### INPUT ROWS
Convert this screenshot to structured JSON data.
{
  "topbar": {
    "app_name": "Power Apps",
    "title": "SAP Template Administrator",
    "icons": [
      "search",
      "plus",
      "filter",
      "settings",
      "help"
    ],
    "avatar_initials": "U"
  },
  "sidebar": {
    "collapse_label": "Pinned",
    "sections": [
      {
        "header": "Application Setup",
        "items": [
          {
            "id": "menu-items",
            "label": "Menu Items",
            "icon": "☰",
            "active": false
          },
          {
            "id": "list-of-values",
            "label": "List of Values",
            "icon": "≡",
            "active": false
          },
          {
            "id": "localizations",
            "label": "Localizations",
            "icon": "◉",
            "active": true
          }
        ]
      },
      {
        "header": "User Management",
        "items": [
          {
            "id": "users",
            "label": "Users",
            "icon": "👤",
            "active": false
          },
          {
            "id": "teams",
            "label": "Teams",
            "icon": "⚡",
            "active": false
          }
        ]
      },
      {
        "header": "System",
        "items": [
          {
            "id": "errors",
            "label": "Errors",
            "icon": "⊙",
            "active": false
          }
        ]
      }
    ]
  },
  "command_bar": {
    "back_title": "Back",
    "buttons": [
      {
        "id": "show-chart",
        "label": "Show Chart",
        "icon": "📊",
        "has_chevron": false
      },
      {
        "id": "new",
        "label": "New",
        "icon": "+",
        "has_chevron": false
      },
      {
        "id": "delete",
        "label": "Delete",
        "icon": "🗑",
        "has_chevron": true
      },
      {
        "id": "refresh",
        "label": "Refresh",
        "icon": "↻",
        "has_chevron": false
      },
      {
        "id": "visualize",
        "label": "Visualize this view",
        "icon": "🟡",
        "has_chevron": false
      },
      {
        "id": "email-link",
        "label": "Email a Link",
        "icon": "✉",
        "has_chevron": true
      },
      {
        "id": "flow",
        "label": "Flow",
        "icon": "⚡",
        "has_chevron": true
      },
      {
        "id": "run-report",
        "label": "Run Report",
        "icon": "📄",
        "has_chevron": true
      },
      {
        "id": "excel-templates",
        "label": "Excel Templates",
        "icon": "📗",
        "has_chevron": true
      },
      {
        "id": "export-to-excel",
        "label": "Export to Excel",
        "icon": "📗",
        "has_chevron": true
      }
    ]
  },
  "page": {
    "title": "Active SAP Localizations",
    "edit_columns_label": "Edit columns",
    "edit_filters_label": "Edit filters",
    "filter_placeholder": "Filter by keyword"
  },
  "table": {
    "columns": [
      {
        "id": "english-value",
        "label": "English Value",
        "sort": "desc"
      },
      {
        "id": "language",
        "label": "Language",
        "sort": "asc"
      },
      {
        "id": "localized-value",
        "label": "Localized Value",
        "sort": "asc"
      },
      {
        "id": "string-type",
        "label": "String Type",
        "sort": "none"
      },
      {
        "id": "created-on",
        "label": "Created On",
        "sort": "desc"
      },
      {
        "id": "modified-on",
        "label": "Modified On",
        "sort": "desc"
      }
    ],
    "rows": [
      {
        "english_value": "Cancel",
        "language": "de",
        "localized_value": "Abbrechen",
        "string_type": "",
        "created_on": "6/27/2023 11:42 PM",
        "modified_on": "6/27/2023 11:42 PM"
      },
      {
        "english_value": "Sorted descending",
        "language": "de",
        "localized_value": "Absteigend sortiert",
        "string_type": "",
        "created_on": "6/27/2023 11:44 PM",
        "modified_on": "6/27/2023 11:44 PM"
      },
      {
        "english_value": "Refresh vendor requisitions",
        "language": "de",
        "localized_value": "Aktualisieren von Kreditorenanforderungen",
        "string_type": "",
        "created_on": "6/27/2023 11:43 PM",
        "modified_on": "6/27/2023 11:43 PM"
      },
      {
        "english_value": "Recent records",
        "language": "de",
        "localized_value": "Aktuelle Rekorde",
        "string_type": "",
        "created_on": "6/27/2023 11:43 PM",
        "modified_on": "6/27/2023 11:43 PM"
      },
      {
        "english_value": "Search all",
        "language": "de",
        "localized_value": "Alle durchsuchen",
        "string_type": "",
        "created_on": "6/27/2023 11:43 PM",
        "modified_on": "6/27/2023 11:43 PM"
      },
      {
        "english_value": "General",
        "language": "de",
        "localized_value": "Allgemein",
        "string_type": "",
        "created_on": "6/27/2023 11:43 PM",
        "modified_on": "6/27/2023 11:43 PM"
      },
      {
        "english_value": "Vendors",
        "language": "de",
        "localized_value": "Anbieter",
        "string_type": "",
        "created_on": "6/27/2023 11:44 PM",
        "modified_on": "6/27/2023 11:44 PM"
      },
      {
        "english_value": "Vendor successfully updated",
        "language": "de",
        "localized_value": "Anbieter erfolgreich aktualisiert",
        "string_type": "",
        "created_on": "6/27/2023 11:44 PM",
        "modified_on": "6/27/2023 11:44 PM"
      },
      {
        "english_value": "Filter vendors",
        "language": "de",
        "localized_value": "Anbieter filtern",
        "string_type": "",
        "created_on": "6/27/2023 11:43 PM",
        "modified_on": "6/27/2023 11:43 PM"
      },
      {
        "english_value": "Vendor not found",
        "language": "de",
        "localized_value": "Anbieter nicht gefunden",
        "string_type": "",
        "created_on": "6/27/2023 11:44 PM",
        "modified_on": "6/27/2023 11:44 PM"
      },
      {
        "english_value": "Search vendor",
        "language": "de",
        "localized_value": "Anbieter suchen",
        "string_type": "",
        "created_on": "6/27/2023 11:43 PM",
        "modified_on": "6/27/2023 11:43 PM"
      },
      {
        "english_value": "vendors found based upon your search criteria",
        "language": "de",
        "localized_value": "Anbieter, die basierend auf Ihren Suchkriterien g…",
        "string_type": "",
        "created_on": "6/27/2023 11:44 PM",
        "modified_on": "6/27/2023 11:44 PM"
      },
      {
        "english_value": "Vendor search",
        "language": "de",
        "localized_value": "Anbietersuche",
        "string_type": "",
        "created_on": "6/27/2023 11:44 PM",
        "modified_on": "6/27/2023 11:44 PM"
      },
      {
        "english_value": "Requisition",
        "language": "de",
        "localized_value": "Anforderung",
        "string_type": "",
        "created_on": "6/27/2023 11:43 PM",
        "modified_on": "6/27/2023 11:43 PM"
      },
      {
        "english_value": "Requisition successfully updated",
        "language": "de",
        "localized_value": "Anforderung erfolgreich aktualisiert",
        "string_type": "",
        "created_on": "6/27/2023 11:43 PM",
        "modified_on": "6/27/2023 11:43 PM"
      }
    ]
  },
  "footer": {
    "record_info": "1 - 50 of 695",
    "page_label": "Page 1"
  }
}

### SET EXERCISE
Look over the records above and copy each line that includes the string "columns".

### SOLUTION TO THIS TASK
    "edit_columns_label": "Edit columns",
    "columns": [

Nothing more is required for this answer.